■ Instruction: Which lines in the records below contain the word "Please"? Copy each of them.
◆ ◆ ◆
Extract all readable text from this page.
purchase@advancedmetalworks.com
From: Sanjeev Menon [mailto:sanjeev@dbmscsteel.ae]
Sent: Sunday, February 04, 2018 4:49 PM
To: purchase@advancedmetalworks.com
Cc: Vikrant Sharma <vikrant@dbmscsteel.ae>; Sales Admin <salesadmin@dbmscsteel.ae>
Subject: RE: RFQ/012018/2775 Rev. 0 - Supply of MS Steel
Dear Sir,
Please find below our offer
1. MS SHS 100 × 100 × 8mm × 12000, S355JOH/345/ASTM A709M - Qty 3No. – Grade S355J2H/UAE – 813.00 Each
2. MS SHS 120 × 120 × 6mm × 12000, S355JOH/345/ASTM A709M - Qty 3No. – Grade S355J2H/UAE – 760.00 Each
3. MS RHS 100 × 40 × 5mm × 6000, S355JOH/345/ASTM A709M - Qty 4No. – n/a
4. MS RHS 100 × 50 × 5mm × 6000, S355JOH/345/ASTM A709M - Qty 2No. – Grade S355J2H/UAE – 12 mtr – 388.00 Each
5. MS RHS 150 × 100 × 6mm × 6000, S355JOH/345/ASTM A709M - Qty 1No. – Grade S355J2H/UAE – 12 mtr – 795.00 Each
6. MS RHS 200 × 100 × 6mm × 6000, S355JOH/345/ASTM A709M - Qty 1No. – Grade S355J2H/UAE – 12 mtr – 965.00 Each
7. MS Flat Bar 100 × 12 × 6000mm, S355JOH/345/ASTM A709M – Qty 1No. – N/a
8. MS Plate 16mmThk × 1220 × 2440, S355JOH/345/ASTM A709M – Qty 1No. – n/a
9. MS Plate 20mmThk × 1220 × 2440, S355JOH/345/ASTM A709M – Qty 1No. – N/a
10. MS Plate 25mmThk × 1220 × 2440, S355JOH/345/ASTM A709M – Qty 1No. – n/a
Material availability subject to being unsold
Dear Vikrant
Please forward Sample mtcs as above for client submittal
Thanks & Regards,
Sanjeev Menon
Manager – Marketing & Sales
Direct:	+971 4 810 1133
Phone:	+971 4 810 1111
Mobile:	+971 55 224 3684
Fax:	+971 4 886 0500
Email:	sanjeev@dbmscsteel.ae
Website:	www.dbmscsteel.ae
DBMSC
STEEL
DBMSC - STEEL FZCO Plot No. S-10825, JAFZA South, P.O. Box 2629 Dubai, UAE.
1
◆ ◆ ◆
■ Solution for this task:
Please find below our offer
Please forward Sample mtcs as above for client submittal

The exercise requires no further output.